Problem description:
Pick out the lines below that include the string "more".
☆ ☆ ☆ ☆ ☆
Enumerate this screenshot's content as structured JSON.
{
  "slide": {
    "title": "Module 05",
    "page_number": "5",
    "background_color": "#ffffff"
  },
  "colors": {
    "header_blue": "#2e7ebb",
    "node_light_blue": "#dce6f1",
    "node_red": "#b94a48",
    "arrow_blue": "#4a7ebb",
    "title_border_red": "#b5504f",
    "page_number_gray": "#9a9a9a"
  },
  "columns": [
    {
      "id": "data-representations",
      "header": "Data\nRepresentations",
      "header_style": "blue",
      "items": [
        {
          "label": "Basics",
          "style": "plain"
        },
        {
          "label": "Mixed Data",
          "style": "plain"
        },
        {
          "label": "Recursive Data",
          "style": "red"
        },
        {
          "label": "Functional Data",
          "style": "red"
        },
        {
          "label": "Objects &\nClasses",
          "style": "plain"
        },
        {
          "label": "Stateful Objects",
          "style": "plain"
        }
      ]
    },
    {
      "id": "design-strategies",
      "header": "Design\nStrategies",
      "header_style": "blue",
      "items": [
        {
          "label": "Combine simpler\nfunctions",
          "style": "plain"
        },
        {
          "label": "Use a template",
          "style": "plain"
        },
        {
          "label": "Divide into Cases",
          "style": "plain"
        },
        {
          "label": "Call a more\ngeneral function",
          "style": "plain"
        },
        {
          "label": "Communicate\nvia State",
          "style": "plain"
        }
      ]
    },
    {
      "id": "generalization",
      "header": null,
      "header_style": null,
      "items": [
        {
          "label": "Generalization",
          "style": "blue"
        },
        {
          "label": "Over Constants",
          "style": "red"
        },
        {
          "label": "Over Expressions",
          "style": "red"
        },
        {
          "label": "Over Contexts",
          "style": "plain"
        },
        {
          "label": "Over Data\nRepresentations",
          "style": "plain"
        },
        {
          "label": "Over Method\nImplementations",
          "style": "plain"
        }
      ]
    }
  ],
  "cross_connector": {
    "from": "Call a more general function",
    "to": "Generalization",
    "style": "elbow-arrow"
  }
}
☆ ☆ ☆ ☆ ☆
Answer:
          "label": "Call a more\ngeneral function",
    "from": "Call a more general function",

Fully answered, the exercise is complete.